* Exercise instructions:
Exactly as written, print each record in the listing.

* Provided information:

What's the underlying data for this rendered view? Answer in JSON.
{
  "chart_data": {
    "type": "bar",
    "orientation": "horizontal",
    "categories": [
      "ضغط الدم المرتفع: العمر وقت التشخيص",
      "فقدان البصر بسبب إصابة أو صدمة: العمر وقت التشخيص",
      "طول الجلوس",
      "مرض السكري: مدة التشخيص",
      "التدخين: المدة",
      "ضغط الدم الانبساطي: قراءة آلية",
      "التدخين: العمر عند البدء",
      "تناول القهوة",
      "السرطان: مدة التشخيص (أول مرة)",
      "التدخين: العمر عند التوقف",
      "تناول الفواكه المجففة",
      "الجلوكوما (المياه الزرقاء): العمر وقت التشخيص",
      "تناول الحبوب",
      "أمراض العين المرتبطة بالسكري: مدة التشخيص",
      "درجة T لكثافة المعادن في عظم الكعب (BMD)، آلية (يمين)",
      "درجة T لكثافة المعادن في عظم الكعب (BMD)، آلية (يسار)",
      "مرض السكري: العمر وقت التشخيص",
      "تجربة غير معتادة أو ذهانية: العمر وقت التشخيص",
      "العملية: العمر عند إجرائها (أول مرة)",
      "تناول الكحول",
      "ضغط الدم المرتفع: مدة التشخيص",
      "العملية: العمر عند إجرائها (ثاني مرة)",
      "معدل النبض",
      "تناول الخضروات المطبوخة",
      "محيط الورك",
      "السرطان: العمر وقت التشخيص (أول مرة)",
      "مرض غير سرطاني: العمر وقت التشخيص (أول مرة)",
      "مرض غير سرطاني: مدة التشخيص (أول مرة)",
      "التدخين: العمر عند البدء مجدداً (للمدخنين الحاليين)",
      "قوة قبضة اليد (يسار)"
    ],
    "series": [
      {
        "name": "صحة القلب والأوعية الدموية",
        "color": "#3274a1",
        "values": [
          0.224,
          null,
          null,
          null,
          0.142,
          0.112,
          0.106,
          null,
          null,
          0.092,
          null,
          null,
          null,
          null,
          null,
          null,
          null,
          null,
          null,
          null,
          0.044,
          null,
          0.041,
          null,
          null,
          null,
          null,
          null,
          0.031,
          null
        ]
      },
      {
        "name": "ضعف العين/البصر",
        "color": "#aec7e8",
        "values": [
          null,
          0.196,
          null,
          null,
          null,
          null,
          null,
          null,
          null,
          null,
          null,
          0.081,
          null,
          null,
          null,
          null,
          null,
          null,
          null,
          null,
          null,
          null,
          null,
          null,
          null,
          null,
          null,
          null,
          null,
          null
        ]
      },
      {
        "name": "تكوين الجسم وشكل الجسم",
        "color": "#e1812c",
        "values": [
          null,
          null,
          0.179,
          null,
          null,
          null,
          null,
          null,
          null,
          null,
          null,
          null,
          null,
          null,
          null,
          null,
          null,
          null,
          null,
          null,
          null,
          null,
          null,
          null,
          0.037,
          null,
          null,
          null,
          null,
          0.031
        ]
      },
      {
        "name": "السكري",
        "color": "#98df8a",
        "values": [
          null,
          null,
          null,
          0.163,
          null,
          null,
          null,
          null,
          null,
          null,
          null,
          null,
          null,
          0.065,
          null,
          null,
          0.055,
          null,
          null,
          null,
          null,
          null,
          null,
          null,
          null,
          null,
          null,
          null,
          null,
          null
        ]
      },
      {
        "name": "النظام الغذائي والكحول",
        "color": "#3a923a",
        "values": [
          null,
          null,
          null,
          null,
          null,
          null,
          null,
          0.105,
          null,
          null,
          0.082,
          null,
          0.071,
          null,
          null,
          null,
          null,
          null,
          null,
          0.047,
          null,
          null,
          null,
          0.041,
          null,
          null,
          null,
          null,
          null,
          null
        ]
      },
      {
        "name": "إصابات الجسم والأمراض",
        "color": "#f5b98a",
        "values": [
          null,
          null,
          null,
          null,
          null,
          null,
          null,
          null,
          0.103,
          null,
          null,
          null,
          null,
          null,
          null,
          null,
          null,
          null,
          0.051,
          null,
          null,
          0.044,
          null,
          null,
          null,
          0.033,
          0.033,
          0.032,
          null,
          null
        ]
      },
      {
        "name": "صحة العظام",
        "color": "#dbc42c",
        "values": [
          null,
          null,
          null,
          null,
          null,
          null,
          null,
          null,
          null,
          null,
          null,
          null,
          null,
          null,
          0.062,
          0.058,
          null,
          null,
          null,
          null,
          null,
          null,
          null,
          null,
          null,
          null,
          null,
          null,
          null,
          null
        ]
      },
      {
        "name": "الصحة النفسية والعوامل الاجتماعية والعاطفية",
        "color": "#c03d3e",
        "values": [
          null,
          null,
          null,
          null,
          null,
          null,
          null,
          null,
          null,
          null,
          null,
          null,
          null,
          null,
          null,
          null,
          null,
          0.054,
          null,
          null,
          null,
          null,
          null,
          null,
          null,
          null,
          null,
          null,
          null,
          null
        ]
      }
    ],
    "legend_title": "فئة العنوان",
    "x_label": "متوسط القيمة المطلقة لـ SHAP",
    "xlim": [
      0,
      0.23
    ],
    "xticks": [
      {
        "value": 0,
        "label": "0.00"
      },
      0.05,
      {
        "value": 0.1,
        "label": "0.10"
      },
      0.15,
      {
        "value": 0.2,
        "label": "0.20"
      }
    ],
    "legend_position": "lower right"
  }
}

* Expected answer:
What's the underlying data for this rendered view? Answer in JSON.
{
  "chart_data": {
    "type": "bar",
    "orientation": "horizontal",
    "categories": [
      "ضغط الدم المرتفع: العمر وقت التشخيص",
      "فقدان البصر بسبب إصابة أو صدمة: العمر وقت التشخيص",
      "طول الجلوس",
      "مرض السكري: مدة التشخيص",
      "التدخين: المدة",
      "ضغط الدم الانبساطي: قراءة آلية",
      "التدخين: العمر عند البدء",
      "تناول القهوة",
      "السرطان: مدة التشخيص (أول مرة)",
      "التدخين: العمر عند التوقف",
      "تناول الفواكه المجففة",
      "الجلوكوما (المياه الزرقاء): العمر وقت التشخيص",
      "تناول الحبوب",
      "أمراض العين المرتبطة بالسكري: مدة التشخيص",
      "درجة T لكثافة المعادن في عظم الكعب (BMD)، آلية (يمين)",
      "درجة T لكثافة المعادن في عظم الكعب (BMD)، آلية (يسار)",
      "مرض السكري: العمر وقت التشخيص",
      "تجربة غير معتادة أو ذهانية: العمر وقت التشخيص",
      "العملية: العمر عند إجرائها (أول مرة)",
      "تناول الكحول",
      "ضغط الدم المرتفع: مدة التشخيص",
      "العملية: العمر عند إجرائها (ثاني مرة)",
      "معدل النبض",
      "تناول الخضروات المطبوخة",
      "محيط الورك",
      "السرطان: العمر وقت التشخيص (أول مرة)",
      "مرض غير سرطاني: العمر وقت التشخيص (أول مرة)",
      "مرض غير سرطاني: مدة التشخيص (أول مرة)",
      "التدخين: العمر عند البدء مجدداً (للمدخنين الحاليين)",
      "قوة قبضة اليد (يسار)"
    ],
    "series": [
      {
        "name": "صحة القلب والأوعية الدموية",
        "color": "#3274a1",
        "values": [
          0.224,
          null,
          null,
          null,
          0.142,
          0.112,
          0.106,
          null,
          null,
          0.092,
          null,
          null,
          null,
          null,
          null,
          null,
          null,
          null,
          null,
          null,
          0.044,
          null,
          0.041,
          null,
          null,
          null,
          null,
          null,
          0.031,
          null
        ]
      },
      {
        "name": "ضعف العين/البصر",
        "color": "#aec7e8",
        "values": [
          null,
          0.196,
          null,
          null,
          null,
          null,
          null,
          null,
          null,
          null,
          null,
          0.081,
          null,
          null,
          null,
          null,
          null,
          null,
          null,
          null,
          null,
          null,
          null,
          null,
          null,
          null,
          null,
          null,
          null,
          null
        ]
      },
      {
        "name": "تكوين الجسم وشكل الجسم",
        "color": "#e1812c",
        "values": [
          null,
          null,
          0.179,
          null,
          null,
          null,
          null,
          null,
          null,
          null,
          null,
          null,
          null,
          null,
          null,
          null,
          null,
          null,
          null,
          null,
          null,
          null,
          null,
          null,
          0.037,
          null,
          null,
          null,
          null,
          0.031
        ]
      },
      {
        "name": "السكري",
        "color": "#98df8a",
        "values": [
          null,
          null,
          null,
          0.163,
          null,
          null,
          null,
          null,
          null,
          null,
          null,
          null,
          null,
          0.065,
          null,
          null,
          0.055,
          null,
          null,
          null,
          null,
          null,
          null,
          null,
          null,
          null,
          null,
          null,
          null,
          null
        ]
      },
      {
        "name": "النظام الغذائي والكحول",
        "color": "#3a923a",
        "values": [
          null,
          null,
          null,
          null,
          null,
          null,
          null,
          0.105,
          null,
          null,
          0.082,
          null,
          0.071,
          null,
          null,
          null,
          null,
          null,
          null,
          0.047,
          null,
          null,
          null,
          0.041,
          null,
          null,
          null,
          null,
          null,
          null
        ]
      },
      {
        "name": "إصابات الجسم والأمراض",
        "color": "#f5b98a",
        "values": [
          null,
          null,
          null,
          null,
          null,
          null,
          null,
          null,
          0.103,
          null,
          null,
          null,
          null,
          null,
          null,
          null,
          null,
          null,
          0.051,
          null,
          null,
          0.044,
          null,
          null,
          null,
          0.033,
          0.033,
          0.032,
          null,
          null
        ]
      },
      {
        "name": "صحة العظام",
        "color": "#dbc42c",
        "values": [
          null,
          null,
          null,
          null,
          null,
          null,
          null,
          null,
          null,
          null,
          null,
          null,
          null,
          null,
          0.062,
          0.058,
          null,
          null,
          null,
          null,
          null,
          null,
          null,
          null,
          null,
          null,
          null,
          null,
          null,
          null
        ]
      },
      {
        "name": "الصحة النفسية والعوامل الاجتماعية والعاطفية",
        "color": "#c03d3e",
        "values": [
          null,
          null,
          null,
          null,
          null,
          null,
          null,
          null,
          null,
          null,
          null,
          null,
          null,
          null,
          null,
          null,
          null,
          0.054,
          null,
          null,
          null,
          null,
          null,
          null,
          null,
          null,
          null,
          null,
          null,
          null
        ]
      }
    ],
    "legend_title": "فئة العنوان",
    "x_label": "متوسط القيمة المطلقة لـ SHAP",
    "xlim": [
      0,
      0.23
    ],
    "xticks": [
      {
        "value": 0,
        "label": "0.00"
      },
      0.05,
      {
        "value": 0.1,
        "label": "0.10"
      },
      0.15,
      {
        "value": 0.2,
        "label": "0.20"
      }
    ],
    "legend_position": "lower right"
  }
}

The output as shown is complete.